• **GOAL OF THE EXERCISE**: Using the records that follow, copy every line containing the word "FOUR".

• **RECORD EXCERPTS**:
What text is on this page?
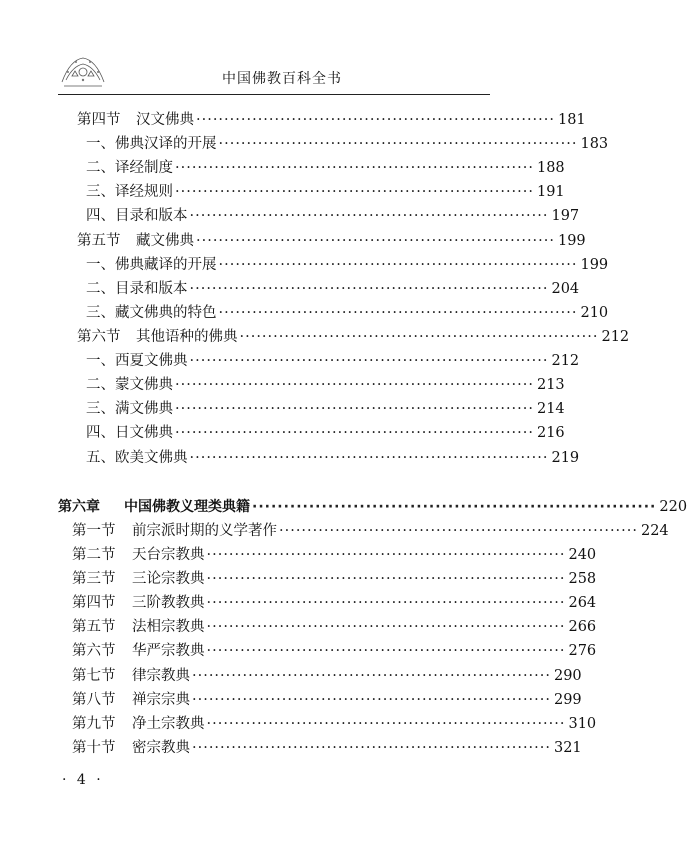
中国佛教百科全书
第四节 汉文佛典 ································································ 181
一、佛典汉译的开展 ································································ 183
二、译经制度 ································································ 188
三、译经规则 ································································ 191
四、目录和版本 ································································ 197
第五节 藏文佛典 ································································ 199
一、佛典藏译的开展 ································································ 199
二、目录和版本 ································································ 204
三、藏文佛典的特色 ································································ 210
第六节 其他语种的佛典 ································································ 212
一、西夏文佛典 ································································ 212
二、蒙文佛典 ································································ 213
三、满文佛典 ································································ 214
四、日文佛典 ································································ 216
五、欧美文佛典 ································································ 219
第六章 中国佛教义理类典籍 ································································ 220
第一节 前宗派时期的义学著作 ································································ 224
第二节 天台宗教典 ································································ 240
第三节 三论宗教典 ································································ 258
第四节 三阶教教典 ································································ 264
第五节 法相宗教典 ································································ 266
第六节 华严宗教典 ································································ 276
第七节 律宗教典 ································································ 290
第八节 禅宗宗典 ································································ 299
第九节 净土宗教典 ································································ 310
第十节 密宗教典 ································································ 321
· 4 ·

* * *

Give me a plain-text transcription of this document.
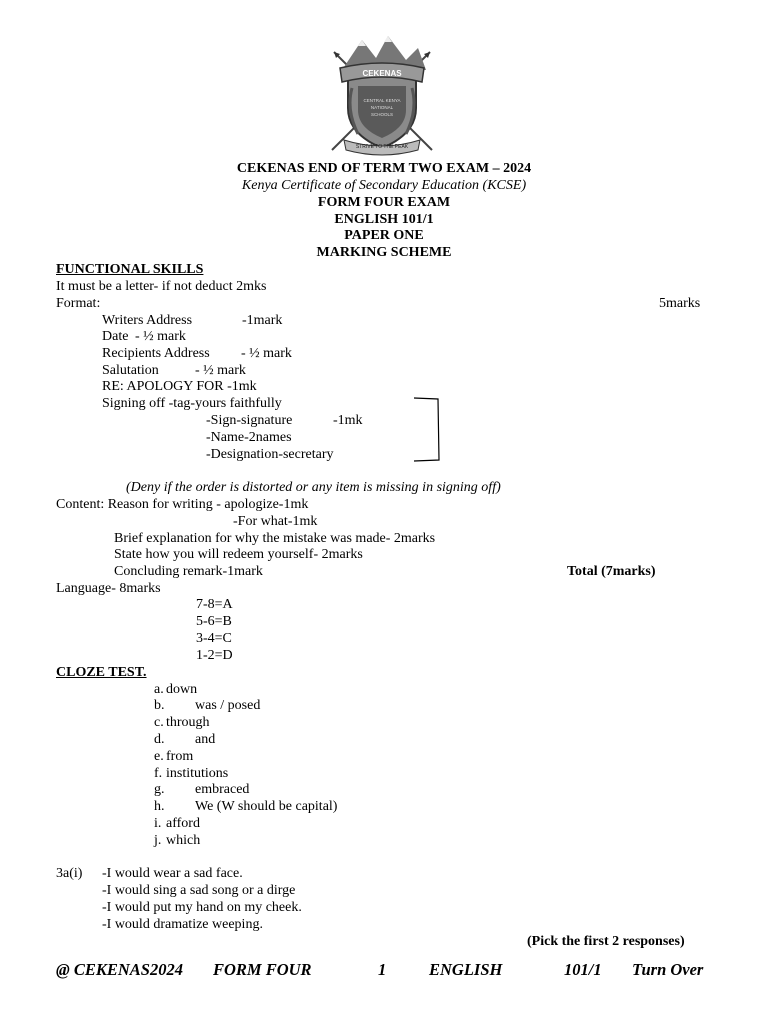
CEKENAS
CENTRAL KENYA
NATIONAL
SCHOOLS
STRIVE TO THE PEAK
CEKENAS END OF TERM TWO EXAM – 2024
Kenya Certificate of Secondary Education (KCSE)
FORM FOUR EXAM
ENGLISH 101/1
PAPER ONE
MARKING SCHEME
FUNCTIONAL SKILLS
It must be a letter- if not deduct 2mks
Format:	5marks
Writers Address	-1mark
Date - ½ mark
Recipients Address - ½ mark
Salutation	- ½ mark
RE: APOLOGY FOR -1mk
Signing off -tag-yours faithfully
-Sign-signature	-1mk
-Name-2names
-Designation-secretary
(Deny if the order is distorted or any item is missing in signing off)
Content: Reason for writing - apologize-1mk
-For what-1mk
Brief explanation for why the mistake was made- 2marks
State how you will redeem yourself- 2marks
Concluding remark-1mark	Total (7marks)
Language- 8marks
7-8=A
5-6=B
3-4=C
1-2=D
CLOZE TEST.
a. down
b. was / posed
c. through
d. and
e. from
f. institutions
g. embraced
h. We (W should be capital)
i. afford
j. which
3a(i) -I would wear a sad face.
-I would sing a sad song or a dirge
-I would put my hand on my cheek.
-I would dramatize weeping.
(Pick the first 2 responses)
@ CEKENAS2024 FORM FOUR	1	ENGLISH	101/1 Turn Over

• **REPLY TO THE EXERCISE**:
FORM FOUR EXAM
@ CEKENAS2024 FORM FOUR	1	ENGLISH	101/1 Turn Over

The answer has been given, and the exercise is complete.